▶ [Short problem]: Copy the records below exactly as they appear.

(Data items)
* BEGIN *
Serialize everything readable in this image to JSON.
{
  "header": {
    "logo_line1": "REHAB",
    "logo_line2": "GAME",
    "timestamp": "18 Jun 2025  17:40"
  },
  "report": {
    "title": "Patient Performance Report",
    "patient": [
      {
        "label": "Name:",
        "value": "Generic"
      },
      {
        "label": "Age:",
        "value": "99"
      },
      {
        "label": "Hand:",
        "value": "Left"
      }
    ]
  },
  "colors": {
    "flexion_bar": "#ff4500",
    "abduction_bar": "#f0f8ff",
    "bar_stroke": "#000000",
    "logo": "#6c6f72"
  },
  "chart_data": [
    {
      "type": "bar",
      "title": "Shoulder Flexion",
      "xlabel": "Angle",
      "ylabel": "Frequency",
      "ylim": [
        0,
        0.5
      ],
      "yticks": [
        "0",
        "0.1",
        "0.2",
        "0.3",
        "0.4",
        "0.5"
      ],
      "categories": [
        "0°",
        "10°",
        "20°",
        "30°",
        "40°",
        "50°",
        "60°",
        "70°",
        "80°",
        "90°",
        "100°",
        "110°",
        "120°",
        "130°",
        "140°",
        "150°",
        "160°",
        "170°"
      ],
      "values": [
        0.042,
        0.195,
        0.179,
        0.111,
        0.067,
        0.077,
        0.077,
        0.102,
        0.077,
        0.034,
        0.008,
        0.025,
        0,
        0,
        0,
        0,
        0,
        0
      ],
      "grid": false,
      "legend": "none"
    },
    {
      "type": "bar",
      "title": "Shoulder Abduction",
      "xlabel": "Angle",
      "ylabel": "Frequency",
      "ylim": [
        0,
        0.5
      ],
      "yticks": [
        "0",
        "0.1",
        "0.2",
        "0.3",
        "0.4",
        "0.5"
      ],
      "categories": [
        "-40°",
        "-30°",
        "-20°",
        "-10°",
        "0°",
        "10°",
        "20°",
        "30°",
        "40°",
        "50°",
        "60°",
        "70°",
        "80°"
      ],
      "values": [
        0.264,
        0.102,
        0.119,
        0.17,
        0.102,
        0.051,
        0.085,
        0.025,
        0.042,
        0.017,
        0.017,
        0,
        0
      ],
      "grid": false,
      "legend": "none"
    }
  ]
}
* END *
▶ [Reply to the task]:
Serialize everything readable in this image to JSON.
{
  "header": {
    "logo_line1": "REHAB",
    "logo_line2": "GAME",
    "timestamp": "18 Jun 2025  17:40"
  },
  "report": {
    "title": "Patient Performance Report",
    "patient": [
      {
        "label": "Name:",
        "value": "Generic"
      },
      {
        "label": "Age:",
        "value": "99"
      },
      {
        "label": "Hand:",
        "value": "Left"
      }
    ]
  },
  "colors": {
    "flexion_bar": "#ff4500",
    "abduction_bar": "#f0f8ff",
    "bar_stroke": "#000000",
    "logo": "#6c6f72"
  },
  "chart_data": [
    {
      "type": "bar",
      "title": "Shoulder Flexion",
      "xlabel": "Angle",
      "ylabel": "Frequency",
      "ylim": [
        0,
        0.5
      ],
      "yticks": [
        "0",
        "0.1",
        "0.2",
        "0.3",
        "0.4",
        "0.5"
      ],
      "categories": [
        "0°",
        "10°",
        "20°",
        "30°",
        "40°",
        "50°",
        "60°",
        "70°",
        "80°",
        "90°",
        "100°",
        "110°",
        "120°",
        "130°",
        "140°",
        "150°",
        "160°",
        "170°"
      ],
      "values": [
        0.042,
        0.195,
        0.179,
        0.111,
        0.067,
        0.077,
        0.077,
        0.102,
        0.077,
        0.034,
        0.008,
        0.025,
        0,
        0,
        0,
        0,
        0,
        0
      ],
      "grid": false,
      "legend": "none"
    },
    {
      "type": "bar",
      "title": "Shoulder Abduction",
      "xlabel": "Angle",
      "ylabel": "Frequency",
      "ylim": [
        0,
        0.5
      ],
      "yticks": [
        "0",
        "0.1",
        "0.2",
        "0.3",
        "0.4",
        "0.5"
      ],
      "categories": [
        "-40°",
        "-30°",
        "-20°",
        "-10°",
        "0°",
        "10°",
        "20°",
        "30°",
        "40°",
        "50°",
        "60°",
        "70°",
        "80°"
      ],
      "values": [
        0.264,
        0.102,
        0.119,
        0.17,
        0.102,
        0.051,
        0.085,
        0.025,
        0.042,
        0.017,
        0.017,
        0,
        0
      ],
      "grid": false,
      "legend": "none"
    }
  ]
}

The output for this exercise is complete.